Raw records:
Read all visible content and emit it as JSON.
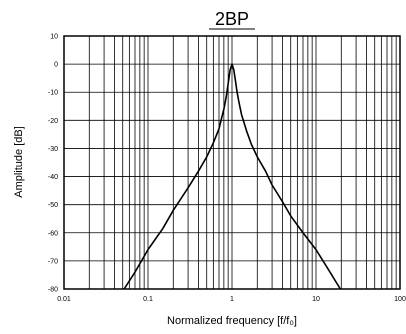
{
  "chart_data": {
    "type": "line",
    "title": "2BP",
    "xlabel": "Normalized frequency [f/f₀]",
    "ylabel": "Amplitude [dB]",
    "x_scale": "log",
    "xlim": [
      0.01,
      100
    ],
    "ylim": [
      -80,
      10
    ],
    "x_ticks": [
      "0.01",
      "0.1",
      "1",
      "10",
      "100"
    ],
    "y_ticks": [
      "10",
      "0",
      "-10",
      "-20",
      "-30",
      "-40",
      "-50",
      "-60",
      "-70",
      "-80"
    ],
    "grid": true,
    "line_color": "#000000",
    "series": [
      {
        "x": [
          0.052,
          0.07,
          0.1,
          0.15,
          0.2,
          0.3,
          0.4,
          0.5,
          0.6,
          0.7,
          0.8,
          0.85,
          0.9,
          0.95,
          1.0,
          1.05,
          1.1,
          1.15,
          1.2,
          1.3,
          1.5,
          1.7,
          2.0,
          2.5,
          3.0,
          4.0,
          5.0,
          7.0,
          10.0,
          14.0,
          19.5
        ],
        "y": [
          -80,
          -74,
          -66,
          -58.5,
          -52,
          -44,
          -38,
          -33,
          -28,
          -23,
          -16,
          -12,
          -7,
          -2,
          0,
          -2,
          -6,
          -10,
          -13,
          -18,
          -24,
          -28.5,
          -33,
          -38,
          -43,
          -49,
          -54,
          -60,
          -66,
          -73,
          -80
        ]
      }
    ]
  }
}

What is expected:
Leave out the pictures and reproduce the rest of the listing exactly.

The result:
Read all visible content and emit it as JSON.
{
  "chart_data": {
    "type": "line",
    "title": "2BP",
    "xlabel": "Normalized frequency [f/f₀]",
    "ylabel": "Amplitude [dB]",
    "x_scale": "log",
    "xlim": [
      0.01,
      100
    ],
    "ylim": [
      -80,
      10
    ],
    "x_ticks": [
      "0.01",
      "0.1",
      "1",
      "10",
      "100"
    ],
    "y_ticks": [
      "10",
      "0",
      "-10",
      "-20",
      "-30",
      "-40",
      "-50",
      "-60",
      "-70",
      "-80"
    ],
    "grid": true,
    "line_color": "#000000",
    "series": [
      {
        "x": [
          0.052,
          0.07,
          0.1,
          0.15,
          0.2,
          0.3,
          0.4,
          0.5,
          0.6,
          0.7,
          0.8,
          0.85,
          0.9,
          0.95,
          1.0,
          1.05,
          1.1,
          1.15,
          1.2,
          1.3,
          1.5,
          1.7,
          2.0,
          2.5,
          3.0,
          4.0,
          5.0,
          7.0,
          10.0,
          14.0,
          19.5
        ],
        "y": [
          -80,
          -74,
          -66,
          -58.5,
          -52,
          -44,
          -38,
          -33,
          -28,
          -23,
          -16,
          -12,
          -7,
          -2,
          0,
          -2,
          -6,
          -10,
          -13,
          -18,
          -24,
          -28.5,
          -33,
          -38,
          -43,
          -49,
          -54,
          -60,
          -66,
          -73,
          -80
        ]
      }
    ]
  }
}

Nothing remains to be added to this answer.